#### Task material ####
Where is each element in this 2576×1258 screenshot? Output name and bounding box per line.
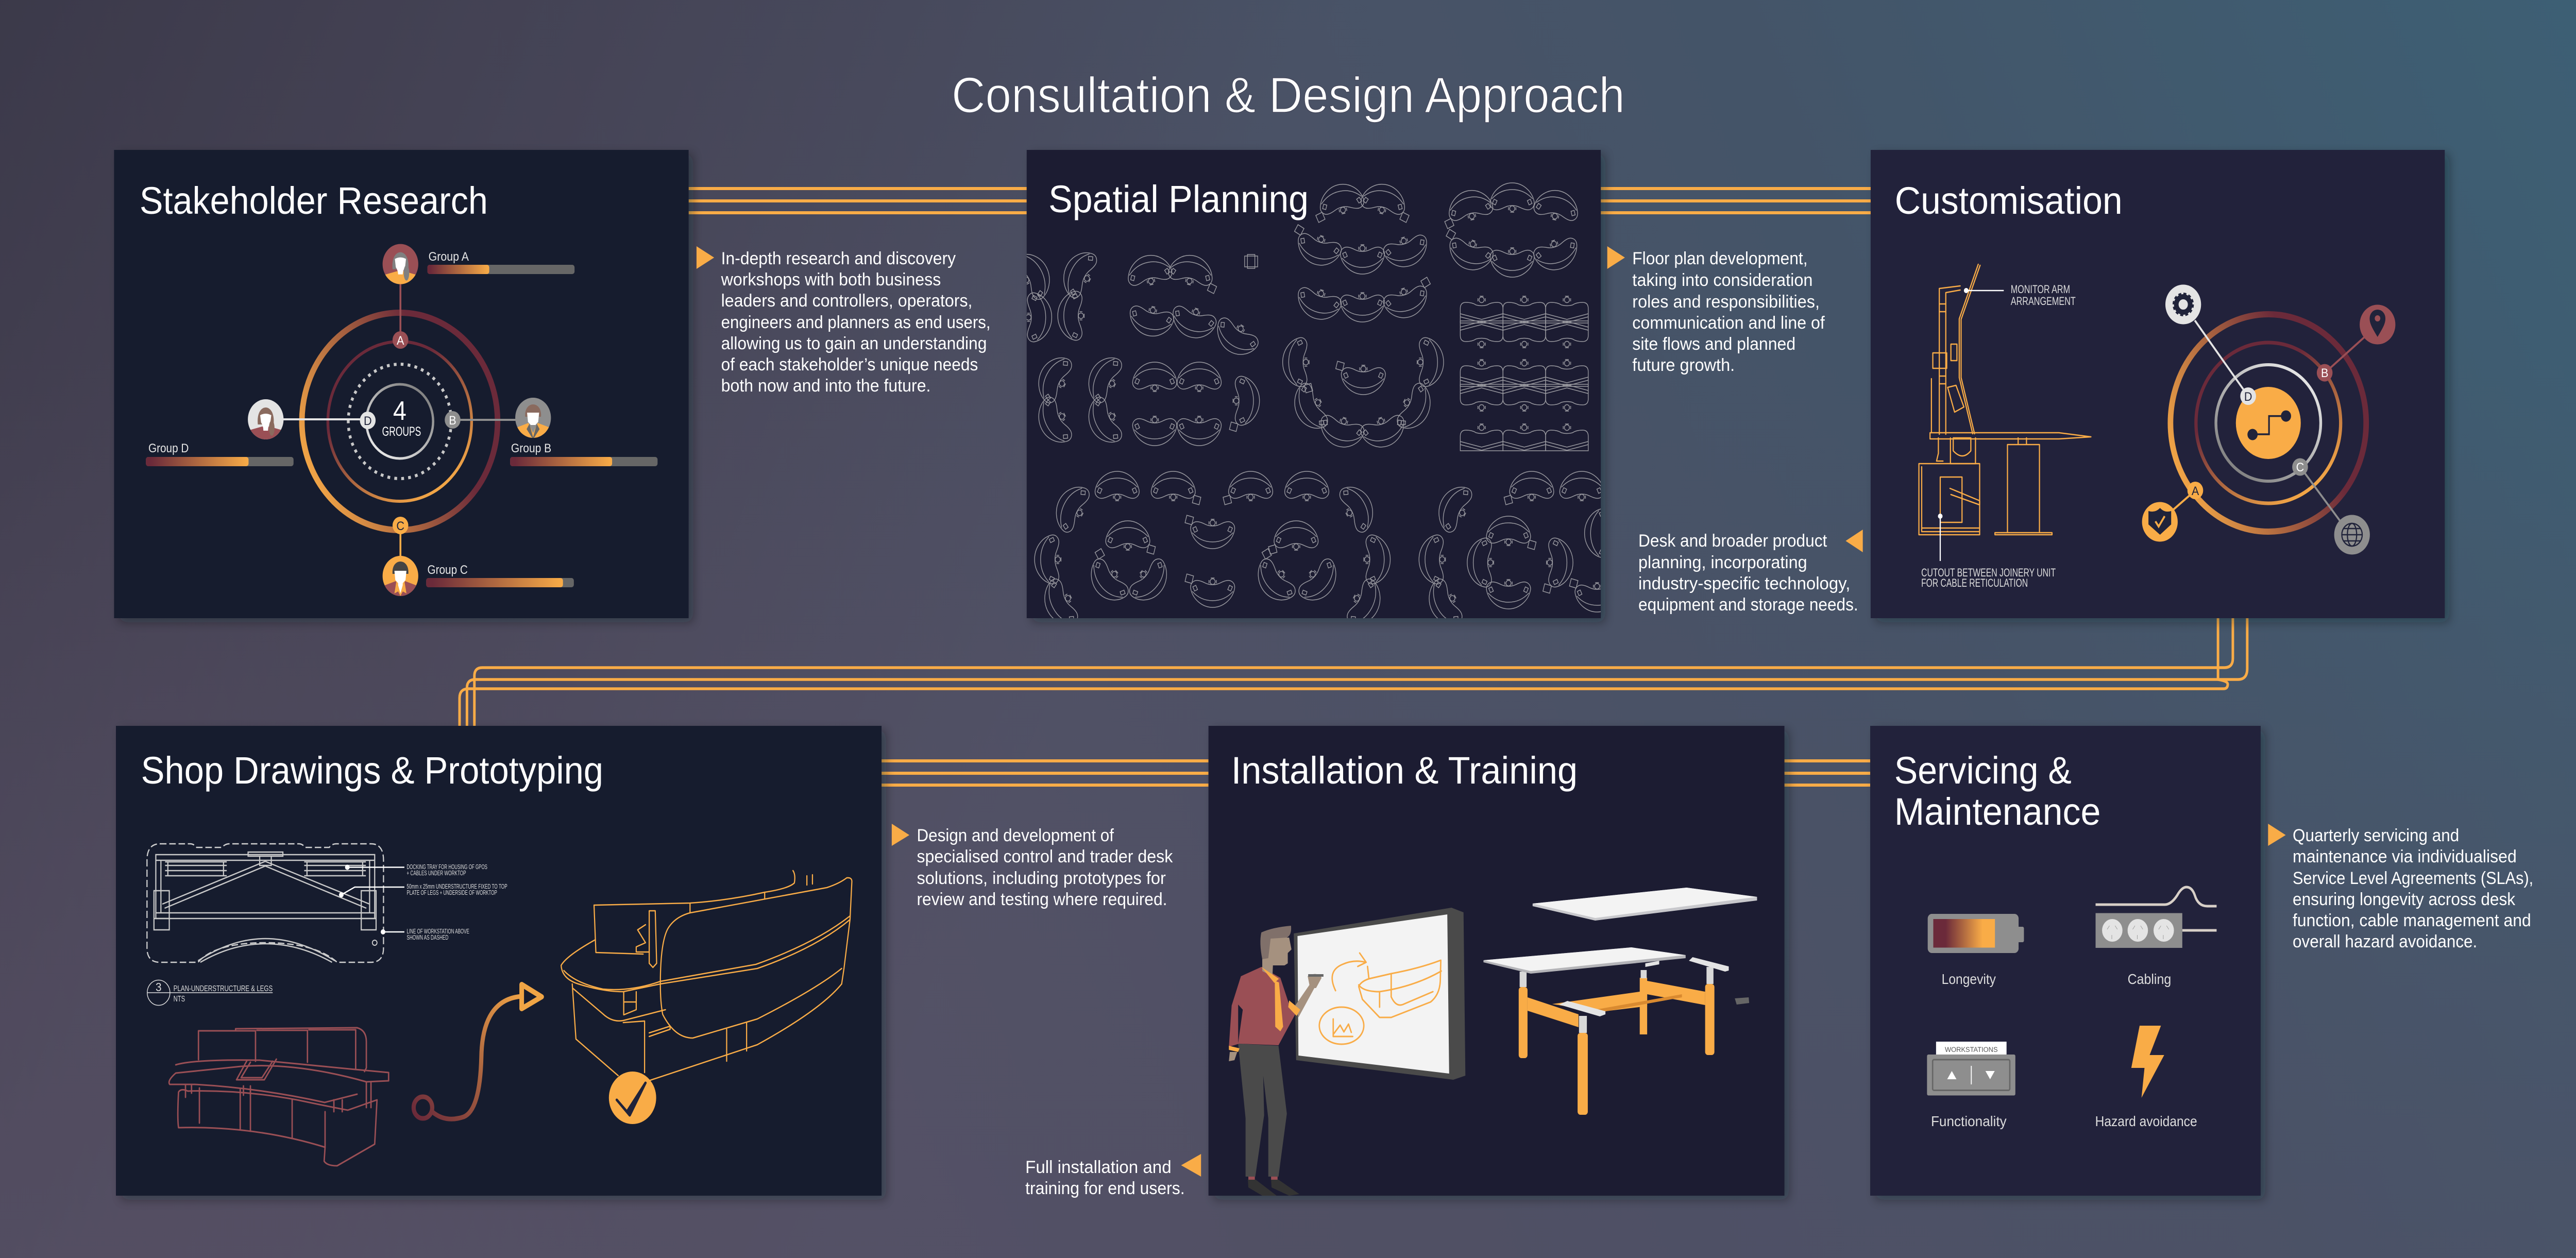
icon: avatar group D [247, 399, 284, 440]
bar: group D [146, 441, 294, 466]
chart: concentric group rings: 4 [393, 396, 406, 426]
icon: approval check [609, 1072, 656, 1124]
chart: customisation rings: A [2192, 484, 2199, 498]
icon: lightning bolt, hazard avoidance: Hazard avoidance [2095, 1113, 2197, 1129]
callout: stakeholder research: engineers and planners as end users, [721, 313, 991, 332]
callout: installation and training [1025, 1154, 1201, 1198]
icon: avatar group A [382, 244, 419, 285]
heading: customisation: Customisation [1895, 179, 2123, 222]
callout: shop drawings [892, 824, 1173, 909]
callout: customisation: industry-specific technology, [1638, 574, 1850, 593]
icon: globe [2334, 515, 2370, 554]
drawing reference tag: PLAN-UNDERSTRUCTURE & LEGS [174, 984, 273, 993]
icon: location pin [2360, 305, 2395, 344]
callout: spatial planning: taking into consideration [1632, 270, 1812, 290]
drawing reference tag [147, 980, 273, 1006]
annotation: cutout [1921, 514, 2056, 589]
callout: servicing: Quarterly servicing and [2293, 826, 2459, 845]
chart: concentric group rings: GROUPS [382, 424, 421, 439]
heading: servicing: Servicing & [1894, 749, 2072, 792]
annotation: docking tray: DOCKING TRAY FOR HOUSING OF GPOS [406, 863, 487, 871]
panel: stakeholder research [114, 150, 689, 618]
connectors: bottom row [882, 759, 1870, 787]
callout: shop drawings: Design and development of [917, 826, 1114, 845]
callout: customisation [1638, 530, 1863, 614]
callout: spatial planning: site flows and planned [1632, 334, 1795, 353]
icon: desk controller, functionality: WORKSTATIONS [1945, 1045, 1998, 1053]
callout: shop drawings: specialised control and trader desk [917, 847, 1173, 866]
callout: stakeholder research: both now and into the future. [721, 376, 930, 395]
annotation: monitor arm: MONITOR ARM [2011, 283, 2070, 296]
annotation: workstation line [381, 927, 469, 941]
annotation: docking tray [345, 863, 487, 877]
icon: battery, longevity: Longevity [1942, 971, 1996, 987]
annotation: workstation line: SHOWN AS DASHED [406, 933, 448, 941]
callout: servicing: maintenance via individualised [2293, 847, 2517, 866]
annotation: understructure [339, 882, 507, 897]
callout: stakeholder research: of each stakeholder’s unique needs [721, 355, 978, 374]
icon: avatar group B [515, 397, 552, 438]
annotation: monitor arm [1964, 283, 2076, 308]
bar: group C: Group C [428, 563, 468, 576]
main title: Consultation & Design Approach [952, 67, 1625, 123]
panel: servicing and maintenance [1870, 726, 2261, 1196]
bar: group B [510, 441, 657, 466]
chart: customisation rings [2171, 314, 2366, 532]
heading: spatial planning: Spatial Planning [1048, 178, 1309, 220]
heading: maintenance: Maintenance [1894, 790, 2100, 833]
callout: customisation: Desk and broader product [1638, 531, 1827, 550]
callout: spatial planning [1607, 246, 1825, 375]
heading: stakeholder research: Stakeholder Research [140, 179, 488, 222]
section drawing of desk [1919, 264, 2091, 535]
annotation: understructure: 50mm x 25mm UNDERSTRUCTURE FIXED TO TOP [406, 882, 507, 890]
callout: shop drawings: solutions, including prototypes for [917, 869, 1166, 888]
figure: presenter [1229, 926, 1324, 1196]
orange line drawing of desk [561, 871, 852, 1080]
icon: avatar group C [382, 555, 419, 597]
callout: stakeholder research: leaders and controllers, operators, [721, 291, 972, 310]
callout: customisation: planning, incorporating [1638, 553, 1807, 572]
technical plan drawing [147, 844, 383, 962]
chart: concentric group rings: D [364, 414, 372, 428]
icon: shield [2142, 502, 2178, 542]
callout: stakeholder research: workshops with both business [721, 270, 941, 289]
drawing reference tag: 3 [156, 980, 162, 994]
chart: concentric group rings: A [397, 333, 404, 347]
callout: customisation: equipment and storage needs. [1638, 595, 1858, 614]
bar: group A: Group A [429, 249, 469, 263]
callout: installation and training: training for end users. [1025, 1179, 1185, 1198]
callout: stakeholder research: allowing us to gain an understanding [721, 334, 987, 353]
callout: spatial planning: future growth. [1632, 355, 1735, 375]
callout: installation and training: Full installation and [1025, 1158, 1172, 1177]
annotation: cutout: CUTOUT BETWEEN JOINERY UNIT [1921, 567, 2056, 579]
bar: group D: Group D [148, 441, 189, 455]
chart: concentric group rings: C [396, 519, 404, 533]
panel: shop drawings and prototyping [116, 726, 882, 1196]
floor plan of desk clusters [1012, 180, 1619, 633]
connectors: between rows [460, 618, 2247, 726]
chart: customisation rings: C [2296, 460, 2304, 474]
heading: installation: Installation & Training [1231, 749, 1578, 792]
icon: power strip, cabling: Cabling [2128, 971, 2171, 987]
annotation: understructure: PLATE OF LEGS + UNDERSIDE OF WORKTOP [406, 889, 497, 896]
icon: desk controller, functionality [1927, 1042, 2015, 1129]
callout: spatial planning: communication and line of [1632, 313, 1825, 332]
panel: installation and training [1209, 726, 1785, 1196]
callout: shop drawings: review and testing where required. [917, 890, 1167, 909]
icon: power strip, cabling [2096, 887, 2216, 987]
icon: desk controller, functionality: Functionality [1931, 1113, 2007, 1129]
arrow: prototype to final [414, 984, 541, 1119]
chart: customisation rings: D [2244, 389, 2252, 403]
icon: lightning bolt, hazard avoidance [2095, 1026, 2197, 1129]
annotation: cutout: FOR CABLE RETICULATION [1921, 577, 2028, 589]
drawing reference tag: NTS [174, 994, 185, 1004]
annotation: workstation line: LINE OF WORKSTATION ABOVE [406, 927, 469, 935]
icon: battery, longevity [1928, 914, 2024, 987]
callout: servicing: function, cable management and [2293, 911, 2531, 930]
callout: stakeholder research: In-depth research and discovery [721, 249, 956, 268]
red line drawing of desk [169, 1028, 388, 1166]
callout: spatial planning: Floor plan development, [1632, 249, 1808, 268]
bar: group B: Group B [511, 441, 551, 455]
callout: spatial planning: roles and responsibilities, [1632, 292, 1820, 311]
chart: concentric group rings: B [449, 413, 456, 427]
callout: stakeholder research [697, 246, 991, 395]
connectors: top row [689, 187, 1871, 214]
callout: servicing [2268, 824, 2533, 951]
bar: group C [426, 563, 574, 587]
annotation: monitor arm: ARRANGEMENT [2011, 295, 2076, 308]
annotation: docking tray: + CABLES UNDER WORKTOP [406, 869, 466, 877]
callout: servicing: ensuring longevity across desk [2293, 890, 2516, 909]
heading: shop drawings: Shop Drawings & Prototyping [141, 749, 603, 792]
chart: concentric group rings [283, 281, 517, 559]
panel: customisation [1871, 150, 2445, 618]
whiteboard with sketches [1294, 908, 1465, 1080]
chart: customisation rings: B [2321, 366, 2328, 380]
illustration: exploded height-adjustable desk [1483, 888, 1757, 1115]
panel: spatial planning [1012, 150, 1619, 633]
callout: servicing: Service Level Agreements (SLAs), [2293, 869, 2533, 888]
bar: group A [428, 249, 574, 274]
callout: servicing: overall hazard avoidance. [2293, 932, 2477, 951]
icon: gear [2165, 284, 2201, 325]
####
# Your instructions
Format the data lines as a JSON list of strings, one per line, skipping blank lines: begin at the line that has "icon: avatar group D [247, 399, 284, 440]" and stop after the line that has "heading: servicing: Servicing".

# Finished exercise
[
  "icon: avatar group D [247, 399, 284, 440]",
  "bar: group D [146, 441, 294, 466]",
  "chart: concentric group rings: 4 [393, 396, 406, 426]",
  "icon: approval check [609, 1072, 656, 1124]",
  "chart: customisation rings: A [2192, 484, 2199, 498]",
  "icon: lightning bolt, hazard avoidance: Hazard avoidance [2095, 1113, 2197, 1129]",
  "callout: stakeholder research: engineers and planners as end users, [721, 313, 991, 332]",
  "callout: installation and training [1025, 1154, 1201, 1198]",
  "icon: avatar group A [382, 244, 419, 285]",
  "heading: customisation: Customisation [1895, 179, 2123, 222]",
  "callout: shop drawings [892, 824, 1173, 909]",
  "callout: customisation: industry-specific technology, [1638, 574, 1850, 593]",
  "icon: globe [2334, 515, 2370, 554]",
  "drawing reference tag: PLAN-UNDERSTRUCTURE & LEGS [174, 984, 273, 993]",
  "icon: location pin [2360, 305, 2395, 344]",
  "callout: spatial planning: taking into consideration [1632, 270, 1812, 290]",
  "drawing reference tag [147, 980, 273, 1006]",
  "annotation: cutout [1921, 514, 2056, 589]",
  "callout: servicing: Quarterly servicing and [2293, 826, 2459, 845]",
  "chart: concentric group rings: GROUPS [382, 424, 421, 439]",
  "heading: servicing: Servicing & [1894, 749, 2072, 792]"
]